*** EXTRACTED ENTRIES

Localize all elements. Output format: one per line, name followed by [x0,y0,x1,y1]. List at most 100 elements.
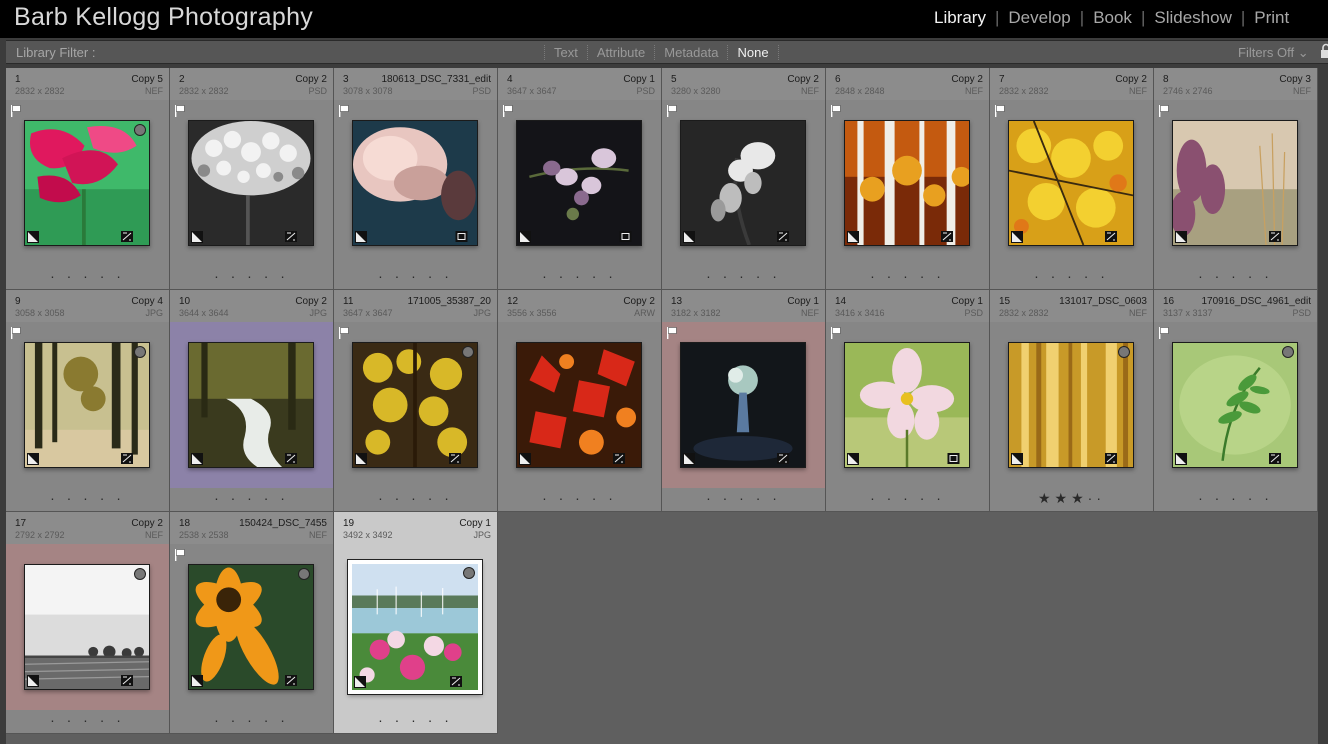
quick-collection-icon[interactable] [134,346,146,358]
grid-cell[interactable]: 17 Copy 2 2792 x 2792 NEF · · · · · [6,512,170,734]
flag-icon[interactable] [175,104,186,117]
star-rating[interactable]: · · · · · [826,490,989,506]
adjust-badge-icon[interactable] [613,453,638,464]
photo-thumbnail[interactable] [1008,120,1134,246]
adjust-badge-icon[interactable] [285,453,310,464]
grid-cell[interactable]: 19 Copy 1 3492 x 3492 JPG · · · · · [334,512,498,734]
star-rating[interactable]: · · · · · [662,268,825,284]
star-rating[interactable]: · · · · · [6,712,169,728]
photo-thumbnail[interactable] [516,342,642,468]
photo-thumbnail[interactable] [680,120,806,246]
flag-icon[interactable] [339,326,350,339]
photo-thumbnail[interactable] [352,120,478,246]
flag-icon[interactable] [175,548,186,561]
crop-badge-icon[interactable] [947,453,966,464]
adjust-badge-icon[interactable] [1269,453,1294,464]
adjust-badge-icon[interactable] [285,231,310,242]
star-rating[interactable]: · · · · · [170,490,333,506]
flag-icon[interactable] [1159,104,1170,117]
flag-icon[interactable] [667,326,678,339]
grid-cell[interactable]: 2 Copy 2 2832 x 2832 PSD · · · · · [170,68,334,290]
adjust-badge-icon[interactable] [941,231,966,242]
star-rating[interactable]: · · · · · [334,490,497,506]
grid-cell[interactable]: 14 Copy 1 3416 x 3416 PSD · · · · · [826,290,990,512]
grid-cell[interactable]: 10 Copy 2 3644 x 3644 JPG · · · · · [170,290,334,512]
adjust-badge-icon[interactable] [121,453,146,464]
photo-thumbnail[interactable] [1172,120,1298,246]
star-rating[interactable]: · · · · · [170,712,333,728]
star-rating[interactable]: · · · · · [1154,268,1317,284]
adjust-badge-icon[interactable] [777,231,802,242]
crop-badge-icon[interactable] [619,231,638,242]
flag-icon[interactable] [11,104,22,117]
star-rating[interactable]: · · · · · [498,268,661,284]
adjust-badge-icon[interactable] [121,231,146,242]
grid-cell[interactable]: 5 Copy 2 3280 x 3280 NEF · · · · · [662,68,826,290]
adjust-badge-icon[interactable] [450,676,475,687]
flag-icon[interactable] [831,104,842,117]
photo-thumbnail[interactable] [188,120,314,246]
grid-cell[interactable]: 11 171005_35387_20 3647 x 3647 JPG · · · · · [334,290,498,512]
grid-cell[interactable]: 3 180613_DSC_7331_edit 3078 x 3078 PSD · · ·… [334,68,498,290]
photo-thumbnail[interactable] [347,559,483,695]
adjust-badge-icon[interactable] [777,453,802,464]
photo-thumbnail[interactable] [844,120,970,246]
star-rating[interactable]: · · · · · [334,712,497,728]
star-rating[interactable]: · · · · · [170,268,333,284]
adjust-badge-icon[interactable] [121,675,146,686]
quick-collection-icon[interactable] [134,124,146,136]
adjust-badge-icon[interactable] [1105,231,1130,242]
module-library[interactable]: Library [934,8,986,28]
filters-off-dropdown[interactable]: Filters Off ⌄ [1238,45,1309,61]
adjust-badge-icon[interactable] [1105,453,1130,464]
filter-text[interactable]: Text [544,45,587,60]
photo-thumbnail[interactable] [188,564,314,690]
grid-cell[interactable]: 7 Copy 2 2832 x 2832 NEF · · · · · [990,68,1154,290]
quick-collection-icon[interactable] [1282,346,1294,358]
flag-icon[interactable] [11,326,22,339]
filter-attribute[interactable]: Attribute [586,45,654,60]
photo-thumbnail[interactable] [24,342,150,468]
quick-collection-icon[interactable] [1118,346,1130,358]
module-develop[interactable]: Develop [1008,8,1070,28]
module-book[interactable]: Book [1093,8,1132,28]
photo-thumbnail[interactable] [1008,342,1134,468]
quick-collection-icon[interactable] [462,346,474,358]
module-print[interactable]: Print [1254,8,1289,28]
photo-thumbnail[interactable] [680,342,806,468]
grid-cell[interactable]: 16 170916_DSC_4961_edit 3137 x 3137 PSD · · … [1154,290,1318,512]
adjust-badge-icon[interactable] [449,453,474,464]
grid-cell[interactable]: 13 Copy 1 3182 x 3182 NEF · · · · · [662,290,826,512]
flag-icon[interactable] [831,326,842,339]
star-rating[interactable]: · · · · · [826,268,989,284]
star-rating[interactable]: · · · · · [662,490,825,506]
photo-thumbnail[interactable] [844,342,970,468]
star-rating[interactable]: ★★★·· [990,490,1153,507]
grid-cell[interactable]: 6 Copy 2 2848 x 2848 NEF · · · · · [826,68,990,290]
grid-cell[interactable]: 9 Copy 4 3058 x 3058 JPG · · · · · [6,290,170,512]
adjust-badge-icon[interactable] [285,675,310,686]
star-rating[interactable]: · · · · · [6,268,169,284]
adjust-badge-icon[interactable] [1269,231,1294,242]
flag-icon[interactable] [339,104,350,117]
grid-cell[interactable]: 12 Copy 2 3556 x 3556 ARW · · · · · [498,290,662,512]
grid-cell[interactable]: 8 Copy 3 2746 x 2746 NEF · · · · · [1154,68,1318,290]
photo-thumbnail[interactable] [24,564,150,690]
flag-icon[interactable] [503,104,514,117]
quick-collection-icon[interactable] [463,567,475,579]
photo-thumbnail[interactable] [352,342,478,468]
grid-cell[interactable]: 15 131017_DSC_0603 2832 x 2832 NEF ★★★·· [990,290,1154,512]
photo-thumbnail[interactable] [24,120,150,246]
grid-cell[interactable]: 18 150424_DSC_7455 2538 x 2538 NEF · · · · · [170,512,334,734]
photo-thumbnail[interactable] [1172,342,1298,468]
filter-metadata[interactable]: Metadata [654,45,727,60]
photo-thumbnail[interactable] [516,120,642,246]
lock-icon[interactable] [1320,43,1328,59]
quick-collection-icon[interactable] [298,568,310,580]
star-rating[interactable]: · · · · · [334,268,497,284]
crop-badge-icon[interactable] [455,231,474,242]
quick-collection-icon[interactable] [134,568,146,580]
filter-none[interactable]: None [727,45,779,60]
star-rating[interactable]: · · · · · [990,268,1153,284]
grid-cell[interactable]: 1 Copy 5 2832 x 2832 NEF · · · · · [6,68,170,290]
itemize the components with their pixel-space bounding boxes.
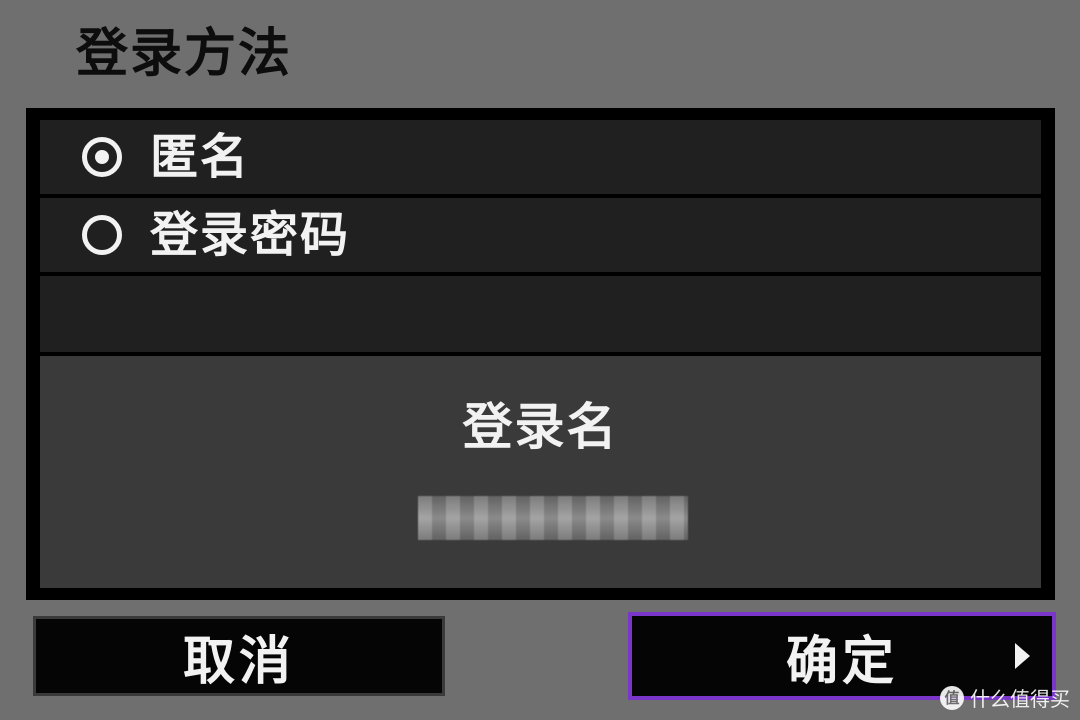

******

Echo the records verbatim, starting at the line that contains "quick-collection-icon[interactable] [134,346,146,358]" and ending at the line that contains "flag-icon[interactable] [11,104,22,117]", both of those lines included.

quick-collection-icon[interactable] [134,346,146,358]
grid-cell[interactable]: 17 Copy 2 2792 x 2792 NEF · · · · · [6,512,170,734]
flag-icon[interactable] [175,104,186,117]
star-rating[interactable]: · · · · · [826,490,989,506]
adjust-badge-icon[interactable] [613,453,638,464]
photo-thumbnail[interactable] [1008,120,1134,246]
adjust-badge-icon[interactable] [285,453,310,464]
grid-cell[interactable]: 19 Copy 1 3492 x 3492 JPG · · · · · [334,512,498,734]
star-rating[interactable]: · · · · · [662,268,825,284]
star-rating[interactable]: · · · · · [6,712,169,728]
photo-thumbnail[interactable] [516,342,642,468]
photo-thumbnail[interactable] [680,120,806,246]
flag-icon[interactable] [339,326,350,339]
photo-thumbnail[interactable] [352,120,478,246]
flag-icon[interactable] [175,548,186,561]
crop-badge-icon[interactable] [947,453,966,464]
adjust-badge-icon[interactable] [1269,453,1294,464]
adjust-badge-icon[interactable] [285,231,310,242]
star-rating[interactable]: · · · · · [170,490,333,506]
flag-icon[interactable] [1159,104,1170,117]
flag-icon[interactable] [667,326,678,339]
grid-cell[interactable]: 2 Copy 2 2832 x 2832 PSD · · · · · [170,68,334,290]
adjust-badge-icon[interactable] [941,231,966,242]
star-rating[interactable]: · · · · · [334,490,497,506]
grid-cell[interactable]: 14 Copy 1 3416 x 3416 PSD · · · · · [826,290,990,512]
grid-cell[interactable]: 10 Copy 2 3644 x 3644 JPG · · · · · [170,290,334,512]
adjust-badge-icon[interactable] [121,453,146,464]
photo-thumbnail[interactable] [1172,120,1298,246]
star-rating[interactable]: · · · · · [170,712,333,728]
star-rating[interactable]: · · · · · [1154,268,1317,284]
adjust-badge-icon[interactable] [777,231,802,242]
crop-badge-icon[interactable] [619,231,638,242]
flag-icon[interactable] [11,104,22,117]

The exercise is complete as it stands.